§ **Stored data**:
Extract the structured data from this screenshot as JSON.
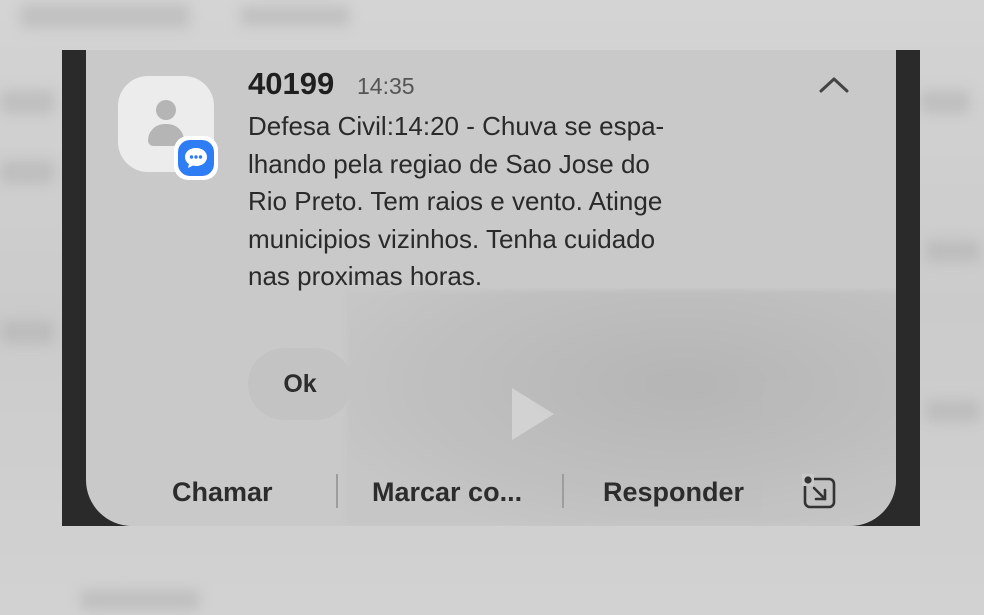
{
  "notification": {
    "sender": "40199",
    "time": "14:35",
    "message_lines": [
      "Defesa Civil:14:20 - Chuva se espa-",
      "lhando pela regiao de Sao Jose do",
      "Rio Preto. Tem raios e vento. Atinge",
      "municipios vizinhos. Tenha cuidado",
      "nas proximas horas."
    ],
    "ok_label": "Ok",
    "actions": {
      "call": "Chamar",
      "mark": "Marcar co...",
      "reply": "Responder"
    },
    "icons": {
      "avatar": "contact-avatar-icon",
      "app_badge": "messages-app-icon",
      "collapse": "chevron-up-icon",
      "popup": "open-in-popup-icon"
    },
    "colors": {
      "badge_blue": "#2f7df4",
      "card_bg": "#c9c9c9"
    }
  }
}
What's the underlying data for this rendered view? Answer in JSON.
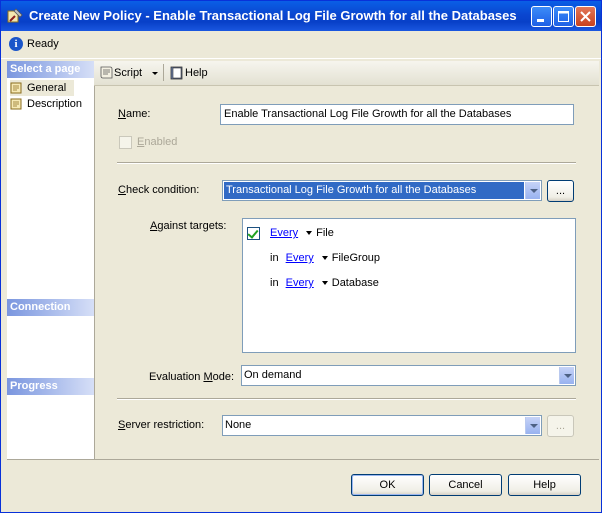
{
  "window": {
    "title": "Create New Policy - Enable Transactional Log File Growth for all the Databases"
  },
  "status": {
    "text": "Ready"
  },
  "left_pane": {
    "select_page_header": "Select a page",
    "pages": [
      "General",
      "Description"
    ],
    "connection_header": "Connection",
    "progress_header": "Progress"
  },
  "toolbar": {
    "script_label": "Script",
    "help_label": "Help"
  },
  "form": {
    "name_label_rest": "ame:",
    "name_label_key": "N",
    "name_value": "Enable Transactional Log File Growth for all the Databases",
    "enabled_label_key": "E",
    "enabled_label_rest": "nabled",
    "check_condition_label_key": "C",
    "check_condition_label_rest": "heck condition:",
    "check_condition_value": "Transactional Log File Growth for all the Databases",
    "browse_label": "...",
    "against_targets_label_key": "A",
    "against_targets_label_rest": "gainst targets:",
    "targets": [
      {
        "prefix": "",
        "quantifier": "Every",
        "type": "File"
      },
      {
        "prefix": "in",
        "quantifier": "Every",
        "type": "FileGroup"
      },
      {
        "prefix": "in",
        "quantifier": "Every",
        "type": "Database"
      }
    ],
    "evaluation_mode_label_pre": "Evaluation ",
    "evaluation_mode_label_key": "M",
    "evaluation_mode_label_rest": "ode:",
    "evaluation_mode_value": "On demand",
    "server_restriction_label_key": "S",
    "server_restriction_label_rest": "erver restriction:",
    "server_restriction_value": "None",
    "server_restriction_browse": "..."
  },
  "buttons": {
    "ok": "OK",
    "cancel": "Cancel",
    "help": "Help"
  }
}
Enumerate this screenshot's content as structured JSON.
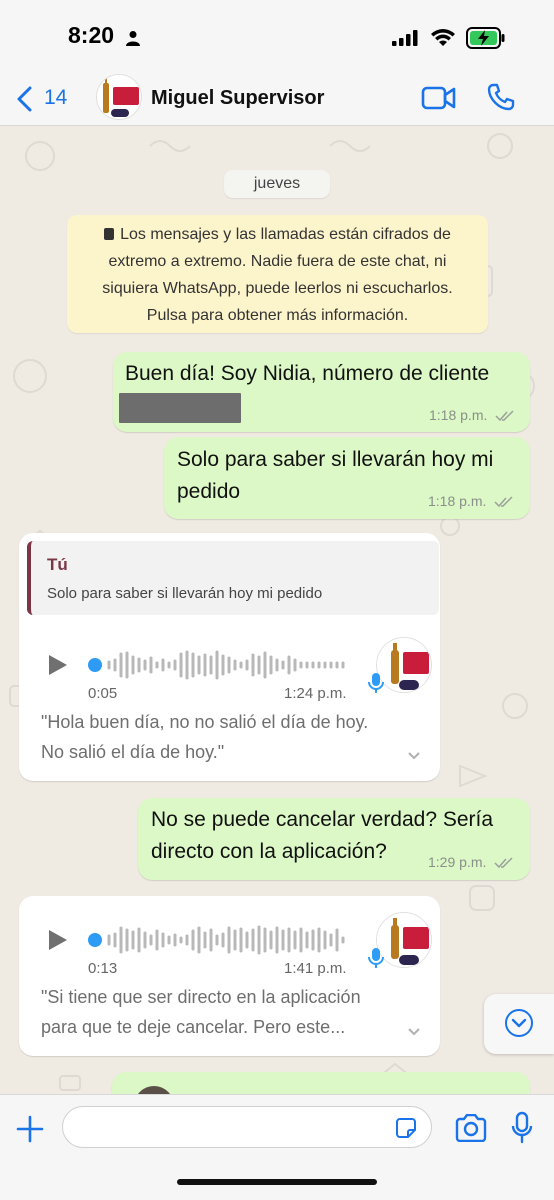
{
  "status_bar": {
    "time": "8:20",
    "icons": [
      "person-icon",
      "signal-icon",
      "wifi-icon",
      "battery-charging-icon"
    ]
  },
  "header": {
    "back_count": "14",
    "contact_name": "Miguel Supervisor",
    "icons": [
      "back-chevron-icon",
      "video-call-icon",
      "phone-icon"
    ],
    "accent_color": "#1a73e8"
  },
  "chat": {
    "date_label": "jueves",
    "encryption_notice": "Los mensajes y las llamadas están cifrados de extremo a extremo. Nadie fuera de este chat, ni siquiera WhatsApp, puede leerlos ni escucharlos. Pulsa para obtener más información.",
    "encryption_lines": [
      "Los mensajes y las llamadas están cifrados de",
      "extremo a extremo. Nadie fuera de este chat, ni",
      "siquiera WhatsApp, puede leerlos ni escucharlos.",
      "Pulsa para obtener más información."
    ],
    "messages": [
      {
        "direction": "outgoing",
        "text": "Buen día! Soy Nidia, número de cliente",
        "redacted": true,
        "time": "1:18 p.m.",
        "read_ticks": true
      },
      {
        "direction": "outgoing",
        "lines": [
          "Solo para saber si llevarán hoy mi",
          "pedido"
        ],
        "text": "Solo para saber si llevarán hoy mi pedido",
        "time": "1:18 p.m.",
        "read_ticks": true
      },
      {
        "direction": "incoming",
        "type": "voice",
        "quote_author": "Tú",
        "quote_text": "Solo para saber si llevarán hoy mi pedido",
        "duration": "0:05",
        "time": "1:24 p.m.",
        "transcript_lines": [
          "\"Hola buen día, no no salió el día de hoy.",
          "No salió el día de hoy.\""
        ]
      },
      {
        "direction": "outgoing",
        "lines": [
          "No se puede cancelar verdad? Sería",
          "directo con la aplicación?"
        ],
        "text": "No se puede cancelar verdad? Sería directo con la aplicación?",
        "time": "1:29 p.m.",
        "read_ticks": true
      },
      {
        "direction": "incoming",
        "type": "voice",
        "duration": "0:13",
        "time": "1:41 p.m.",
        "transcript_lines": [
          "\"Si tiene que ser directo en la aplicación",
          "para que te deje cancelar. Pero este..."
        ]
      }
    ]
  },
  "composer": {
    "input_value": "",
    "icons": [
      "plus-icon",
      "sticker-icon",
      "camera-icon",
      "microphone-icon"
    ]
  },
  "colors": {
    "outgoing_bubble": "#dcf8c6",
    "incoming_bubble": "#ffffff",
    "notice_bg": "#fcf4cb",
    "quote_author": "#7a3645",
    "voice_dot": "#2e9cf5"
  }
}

§ **Given instruction**:
Filter for "extremo". Return all lines that hold it.

§ **Finished task**:
    "encryption_notice": "Los mensajes y las llamadas están cifrados de extremo a extremo. Nadie fuera de este chat, ni siquiera WhatsApp, puede leerlos ni escucharlos. Pulsa para obtener más información.",
      "extremo a extremo. Nadie fuera de este chat, ni",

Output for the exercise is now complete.